> **Supplied records**
══════

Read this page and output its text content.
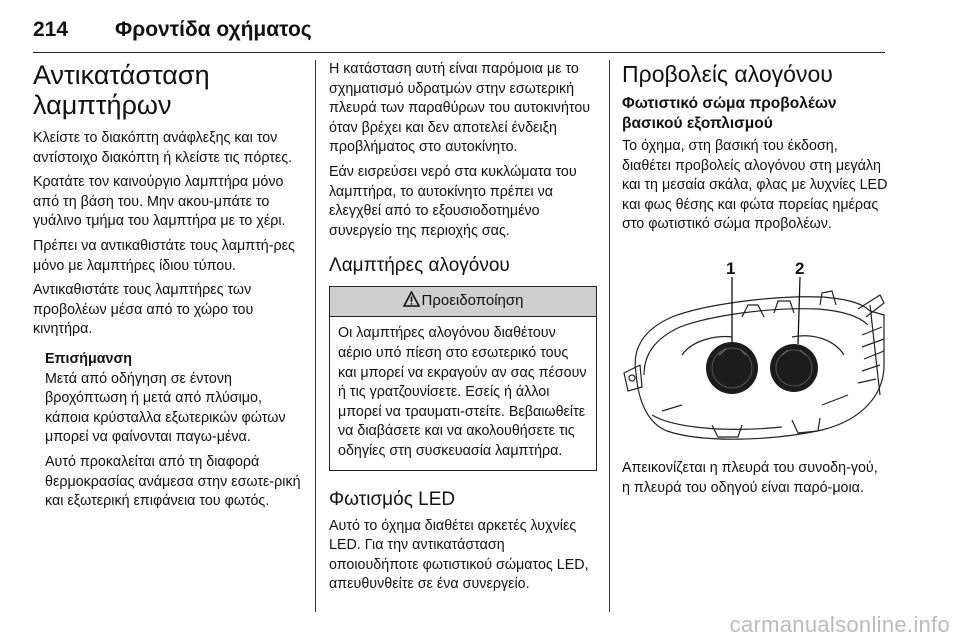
214 Φροντίδα οχήματος
Αντικατάσταση λαμπτήρων

Κλείστε το διακόπτη ανάφλεξης και τον αντίστοιχο διακόπτη ή κλείστε τις πόρτες.

Κρατάτε τον καινούργιο λαμπτήρα μόνο από τη βάση του. Μην ακου‐μπάτε το γυάλινο τμήμα του λαμπτήρα με το χέρι.

Πρέπει να αντικαθιστάτε τους λαμπτή‐ρες μόνο με λαμπτήρες ίδιου τύπου.

Αντικαθιστάτε τους λαμπτήρες των προβολέων μέσα από το χώρο του κινητήρα.

Επισήμανση

Μετά από οδήγηση σε έντονη βροχόπτωση ή μετά από πλύσιμο, κάποια κρύσταλλα εξωτερικών φώτων μπορεί να φαίνονται παγω‐μένα.

Αυτό προκαλείται από τη διαφορά θερμοκρασίας ανάμεσα στην εσωτε‐ρική και εξωτερική επιφάνεια του φωτός.

Η κατάσταση αυτή είναι παρόμοια με το σχηματισμό υδρατμών στην εσωτερική πλευρά των παραθύρων του αυτοκινήτου όταν βρέχει και δεν αποτελεί ένδειξη προβλήματος στο αυτοκίνητο.

Εάν εισρεύσει νερό στα κυκλώματα του λαμπτήρα, το αυτοκίνητο πρέπει να ελεγχθεί από το εξουσιοδοτημένο συνεργείο της περιοχής σας.

Λαμπτήρες αλογόνου
Προειδοποίηση
Οι λαμπτήρες αλογόνου διαθέτουν αέριο υπό πίεση στο εσωτερικό τους και μπορεί να εκραγούν αν σας πέσουν ή τις γρατζουνίσετε. Εσείς ή άλλοι μπορεί να τραυματι‐στείτε. Βεβαιωθείτε να διαβάσετε και να ακολουθήσετε τις οδηγίες στη συσκευασία λαμπτήρα.
Φωτισμός LED

Αυτό το όχημα διαθέτει αρκετές λυχνίες LED. Για την αντικατάσταση οποιουδήποτε φωτιστικού σώματος LED, απευθυνθείτε σε ένα συνεργείο.

Προβολείς αλογόνου
Φωτιστικό σώμα προβολέων βασικού εξοπλισμού

Το όχημα, στη βασική του έκδοση, διαθέτει προβολείς αλογόνου στη μεγάλη και τη μεσαία σκάλα, φλας με λυχνίες LED και φως θέσης και φώτα πορείας ημέρας στο φωτιστικό σώμα προβολέων.

1	2

Απεικονίζεται η πλευρά του συνοδη‐γού, η πλευρά του οδηγού είναι παρό‐μοια.

carmanualsonline.info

══════

> **What is needed**
Search the records for the word "στην", then list every line that has it.

> **Solution for this task**
Αυτό προκαλείται από τη διαφορά θερμοκρασίας ανάμεσα στην εσωτε‐ρική και εξωτερική επιφάνεια του φωτός.
Η κατάσταση αυτή είναι παρόμοια με το σχηματισμό υδρατμών στην εσωτερική πλευρά των παραθύρων του αυτοκινήτου όταν βρέχει και δεν αποτελεί ένδειξη προβλήματος στο αυτοκίνητο.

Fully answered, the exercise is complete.